====== Supplied material

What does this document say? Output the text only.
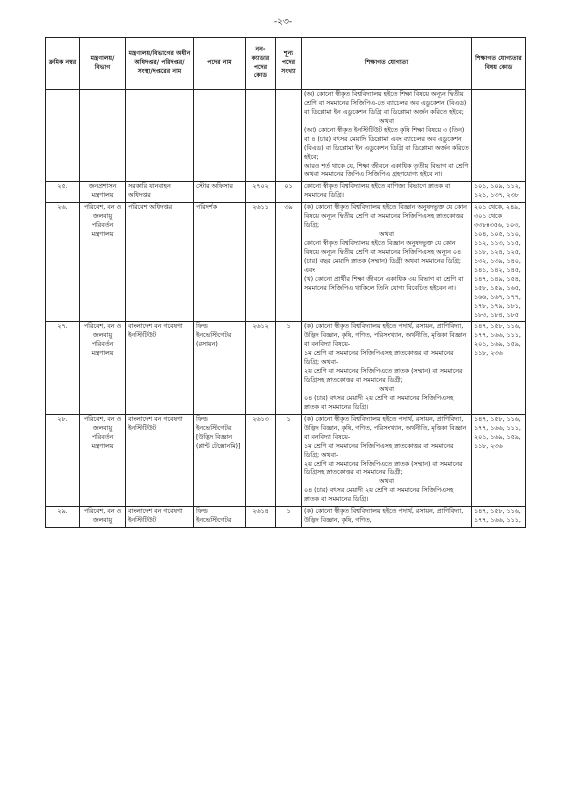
-২৩-
ক্রমিক নম্বর	মন্ত্রণালয়/ বিভাগ	মন্ত্রণালয়/বিভাগের অধীন অধিদপ্তর/ পরিদপ্তর/ সংস্থা/দপ্তরের নাম	পদের নাম	নন-ক্যাডার পদের কোড	শূন্য পদের সংখ্যা	শিক্ষাগত যোগ্যতা	শিক্ষাগত যোগ্যতার বিষয় কোড

						(অ) কোনো স্বীকৃত বিশ্ববিদ্যালয় হইতে শিক্ষা বিষয়ে অন্যূন দ্বিতীয় শ্রেণি বা সমমানের সিজিপিএ-তে ব্যাচেলর অব এডুকেশন (বিএড) বা ডিপ্লোমা ইন এডুকেশন ডিগ্রি বা ডিপ্লোমা অর্জন করিতে হইবে;
অথবা
(আ) কোনো স্বীকৃত ইনস্টিটিউট হইতে কৃষি শিক্ষা বিষয়ে ৩ (তিন) বা ৪ (চার) বৎসর মেয়াদি ডিপ্লোমা এবং ব্যাচেলর অব এডুকেশন (বিএড) বা ডিপ্লোমা ইন এডুকেশন ডিগ্রি বা ডিপ্লোমা অর্জন করিতে হইবে;
আরও শর্ত থাকে যে, শিক্ষা জীবনে একাধিক তৃতীয় বিভাগ বা শ্রেণি অথবা সমমানের জিপিএ সিজিপিএ গ্রহণযোগ্য হইবে না।	

২৫.	জনপ্রশাসন মন্ত্রণালয়	সরকারি যানবাহন অধিদপ্তর	স্টোর অফিসার	২৭০২	০১	কোনো স্বীকৃত বিশ্ববিদ্যালয় হইতে বাণিজ্য বিভাগে স্নাতক বা সমমানের ডিগ্রি।	১০১, ১০৯, ১১২, ১২১, ১৩৭, ২৩৮
২৬.	পরিবেশ, বন ও জলবায়ু পরিবর্তন মন্ত্রণালয়	পরিবেশ অধিদপ্তর	পরিদর্শক	২৬১১	৩৯	(ক) কোনো স্বীকৃত বিশ্ববিদ্যালয় হইতে বিজ্ঞান অনুষদভুক্ত যে কোন বিষয়ে অন্যূন দ্বিতীয় শ্রেণি বা সমমানের সিজিপিএসহ স্নাতকোত্তর ডিগ্রি;
অথবা
কোনো স্বীকৃত বিশ্ববিদ্যালয় হইতে বিজ্ঞান অনুষদভুক্ত যে কোন বিষয়ে অন্যূন দ্বিতীয় শ্রেণি বা সমমানের সিজিপিএসহ অন্যূন ০৪ (চার) বছর মেয়াদি স্নাতক (সম্মান) ডিগ্রী অথবা সমমানের ডিগ্রি; এবং
(খ) কোনো প্রার্থীর শিক্ষা জীবনে একাধিক ৩য় বিভাগ বা শ্রেণি বা সমমানের সিজিপিএ থাকিলে তিনি যোগ্য বিবেচিত হইবেন না।	২০১ থেকে, ২৪৯, ৩০১ থেকে ৩৩৮ঃ৩৫৬, ১০৩, ১০৪, ১০৫, ১১০, ১১২, ১১৩, ১১৫, ১১৮, ১২৪, ১২৫, ১৩২, ১৩৯, ১৪০, ১৪১, ১৪২, ১৪৫, ১৪৭, ১৪৯, ১৫৪, ১৫৮, ১৫৯, ১৬৫, ১৬৬, ১৬৭, ১৭৭, ১৭৮, ১৭৯, ১৮১, ১৮৩, ১৮৪, ১৮৫
২৭.	পরিবেশ, বন ও জলবায়ু পরিবর্তন মন্ত্রণালয়	বাংলাদেশ বন গবেষণা ইনস্টিটিউট	ফিল্ড ইনভেস্টিগেটর (রসায়ন)	২৬১২	১	(ক) কোনো স্বীকৃত বিশ্ববিদ্যালয় হইতে পদার্থ, রসায়ন, প্রাণিবিদ্যা, উদ্ভিদ বিজ্ঞান, কৃষি, গণিত, পরিসংখ্যান, অর্থনীতি, মৃত্তিকা বিজ্ঞান বা বনবিদ্যা বিষয়ে-
১ম শ্রেণি বা সমমানের সিজিপিএসহ স্নাতকোত্তর বা সমমানের ডিগ্রি; অথবা-
২য় শ্রেণি বা সমমানের সিজিপিএতে স্নাতক (সম্মান) বা সমমানের ডিগ্রিসহ স্নাতকোত্তর বা সমমানের ডিগ্রী;
অথবা
০৪ (চার) বৎসর মেয়াদী ২য় শ্রেণি বা সমমানের সিজিপিএসহ স্নাতক বা সমমানের ডিগ্রি।	১৪৭, ১৫৮, ১১৬, ১৭৭, ১৬৬, ১১১, ২০১, ১৬৯, ১৫৯, ১১৮, ২৩৬
২৮.	পরিবেশ, বন ও জলবায়ু পরিবর্তন মন্ত্রণালয়	বাংলাদেশ বন গবেষণা ইনস্টিটিউট	ফিল্ড ইনভেস্টিগেটর [উদ্ভিদ বিজ্ঞান (প্লান্ট টেক্সোনমি)]	২৬১৩	১	(ক) কোনো স্বীকৃত বিশ্ববিদ্যালয় হইতে পদার্থ, রসায়ন, প্রাণিবিদ্যা, উদ্ভিদ বিজ্ঞান, কৃষি, গণিত, পরিসংখ্যান, অর্থনীতি, মৃত্তিকা বিজ্ঞান বা বনবিদ্যা বিষয়ে-
১ম শ্রেণি বা সমমানের সিজিপিএসহ স্নাতকোত্তর বা সমমানের ডিগ্রি; অথবা-
২য় শ্রেণি বা সমমানের সিজিপিএতে স্নাতক (সম্মান) বা সমমানের ডিগ্রিসহ স্নাতকোত্তর বা সমমানের ডিগ্রী;
অথবা
০৪ (চার) বৎসর মেয়াদী ২য় শ্রেণি বা সমমানের সিজিপিএসহ স্নাতক বা সমমানের ডিগ্রি।	১৪৭, ১৫৮, ১১৬, ১৭৭, ১৬৬, ১১১, ২০১, ১৬৯, ১৫৯, ১১৮, ২৩৬
২৯.	পরিবেশ, বন ও জলবায়ু	বাংলাদেশ বন গবেষণা ইনস্টিটিউট	ফিল্ড ইনভেস্টিগেটর	২৬১৪	১	(ক) কোনো স্বীকৃত বিশ্ববিদ্যালয় হইতে পদার্থ, রসায়ন, প্রাণিবিদ্যা, উদ্ভিদ বিজ্ঞান, কৃষি, গণিত,	১৪৭, ১৫৮, ১১৬, ১৭৭, ১৬৬, ১১১,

============

**Exercise brief:** Strip the images and reproduce the remaining records precisely.

**Complete response:**
What does this document say? Output the text only.
-২৩-
ক্রমিক নম্বর	মন্ত্রণালয়/ বিভাগ	মন্ত্রণালয়/বিভাগের অধীন অধিদপ্তর/ পরিদপ্তর/ সংস্থা/দপ্তরের নাম	পদের নাম	নন-ক্যাডার পদের কোড	শূন্য পদের সংখ্যা	শিক্ষাগত যোগ্যতা	শিক্ষাগত যোগ্যতার বিষয় কোড

						(অ) কোনো স্বীকৃত বিশ্ববিদ্যালয় হইতে শিক্ষা বিষয়ে অন্যূন দ্বিতীয় শ্রেণি বা সমমানের সিজিপিএ-তে ব্যাচেলর অব এডুকেশন (বিএড) বা ডিপ্লোমা ইন এডুকেশন ডিগ্রি বা ডিপ্লোমা অর্জন করিতে হইবে;
অথবা
(আ) কোনো স্বীকৃত ইনস্টিটিউট হইতে কৃষি শিক্ষা বিষয়ে ৩ (তিন) বা ৪ (চার) বৎসর মেয়াদি ডিপ্লোমা এবং ব্যাচেলর অব এডুকেশন (বিএড) বা ডিপ্লোমা ইন এডুকেশন ডিগ্রি বা ডিপ্লোমা অর্জন করিতে হইবে;
আরও শর্ত থাকে যে, শিক্ষা জীবনে একাধিক তৃতীয় বিভাগ বা শ্রেণি অথবা সমমানের জিপিএ সিজিপিএ গ্রহণযোগ্য হইবে না।	

২৫.	জনপ্রশাসন মন্ত্রণালয়	সরকারি যানবাহন অধিদপ্তর	স্টোর অফিসার	২৭০২	০১	কোনো স্বীকৃত বিশ্ববিদ্যালয় হইতে বাণিজ্য বিভাগে স্নাতক বা সমমানের ডিগ্রি।	১০১, ১০৯, ১১২, ১২১, ১৩৭, ২৩৮
২৬.	পরিবেশ, বন ও জলবায়ু পরিবর্তন মন্ত্রণালয়	পরিবেশ অধিদপ্তর	পরিদর্শক	২৬১১	৩৯	(ক) কোনো স্বীকৃত বিশ্ববিদ্যালয় হইতে বিজ্ঞান অনুষদভুক্ত যে কোন বিষয়ে অন্যূন দ্বিতীয় শ্রেণি বা সমমানের সিজিপিএসহ স্নাতকোত্তর ডিগ্রি;
অথবা
কোনো স্বীকৃত বিশ্ববিদ্যালয় হইতে বিজ্ঞান অনুষদভুক্ত যে কোন বিষয়ে অন্যূন দ্বিতীয় শ্রেণি বা সমমানের সিজিপিএসহ অন্যূন ০৪ (চার) বছর মেয়াদি স্নাতক (সম্মান) ডিগ্রী অথবা সমমানের ডিগ্রি; এবং
(খ) কোনো প্রার্থীর শিক্ষা জীবনে একাধিক ৩য় বিভাগ বা শ্রেণি বা সমমানের সিজিপিএ থাকিলে তিনি যোগ্য বিবেচিত হইবেন না।	২০১ থেকে, ২৪৯, ৩০১ থেকে ৩৩৮ঃ৩৫৬, ১০৩, ১০৪, ১০৫, ১১০, ১১২, ১১৩, ১১৫, ১১৮, ১২৪, ১২৫, ১৩২, ১৩৯, ১৪০, ১৪১, ১৪২, ১৪৫, ১৪৭, ১৪৯, ১৫৪, ১৫৮, ১৫৯, ১৬৫, ১৬৬, ১৬৭, ১৭৭, ১৭৮, ১৭৯, ১৮১, ১৮৩, ১৮৪, ১৮৫
২৭.	পরিবেশ, বন ও জলবায়ু পরিবর্তন মন্ত্রণালয়	বাংলাদেশ বন গবেষণা ইনস্টিটিউট	ফিল্ড ইনভেস্টিগেটর (রসায়ন)	২৬১২	১	(ক) কোনো স্বীকৃত বিশ্ববিদ্যালয় হইতে পদার্থ, রসায়ন, প্রাণিবিদ্যা, উদ্ভিদ বিজ্ঞান, কৃষি, গণিত, পরিসংখ্যান, অর্থনীতি, মৃত্তিকা বিজ্ঞান বা বনবিদ্যা বিষয়ে-
১ম শ্রেণি বা সমমানের সিজিপিএসহ স্নাতকোত্তর বা সমমানের ডিগ্রি; অথবা-
২য় শ্রেণি বা সমমানের সিজিপিএতে স্নাতক (সম্মান) বা সমমানের ডিগ্রিসহ স্নাতকোত্তর বা সমমানের ডিগ্রী;
অথবা
০৪ (চার) বৎসর মেয়াদী ২য় শ্রেণি বা সমমানের সিজিপিএসহ স্নাতক বা সমমানের ডিগ্রি।	১৪৭, ১৫৮, ১১৬, ১৭৭, ১৬৬, ১১১, ২০১, ১৬৯, ১৫৯, ১১৮, ২৩৬
২৮.	পরিবেশ, বন ও জলবায়ু পরিবর্তন মন্ত্রণালয়	বাংলাদেশ বন গবেষণা ইনস্টিটিউট	ফিল্ড ইনভেস্টিগেটর [উদ্ভিদ বিজ্ঞান (প্লান্ট টেক্সোনমি)]	২৬১৩	১	(ক) কোনো স্বীকৃত বিশ্ববিদ্যালয় হইতে পদার্থ, রসায়ন, প্রাণিবিদ্যা, উদ্ভিদ বিজ্ঞান, কৃষি, গণিত, পরিসংখ্যান, অর্থনীতি, মৃত্তিকা বিজ্ঞান বা বনবিদ্যা বিষয়ে-
১ম শ্রেণি বা সমমানের সিজিপিএসহ স্নাতকোত্তর বা সমমানের ডিগ্রি; অথবা-
২য় শ্রেণি বা সমমানের সিজিপিএতে স্নাতক (সম্মান) বা সমমানের ডিগ্রিসহ স্নাতকোত্তর বা সমমানের ডিগ্রী;
অথবা
০৪ (চার) বৎসর মেয়াদী ২য় শ্রেণি বা সমমানের সিজিপিএসহ স্নাতক বা সমমানের ডিগ্রি।	১৪৭, ১৫৮, ১১৬, ১৭৭, ১৬৬, ১১১, ২০১, ১৬৯, ১৫৯, ১১৮, ২৩৬
২৯.	পরিবেশ, বন ও জলবায়ু	বাংলাদেশ বন গবেষণা ইনস্টিটিউট	ফিল্ড ইনভেস্টিগেটর	২৬১৪	১	(ক) কোনো স্বীকৃত বিশ্ববিদ্যালয় হইতে পদার্থ, রসায়ন, প্রাণিবিদ্যা, উদ্ভিদ বিজ্ঞান, কৃষি, গণিত,	১৪৭, ১৫৮, ১১৬, ১৭৭, ১৬৬, ১১১,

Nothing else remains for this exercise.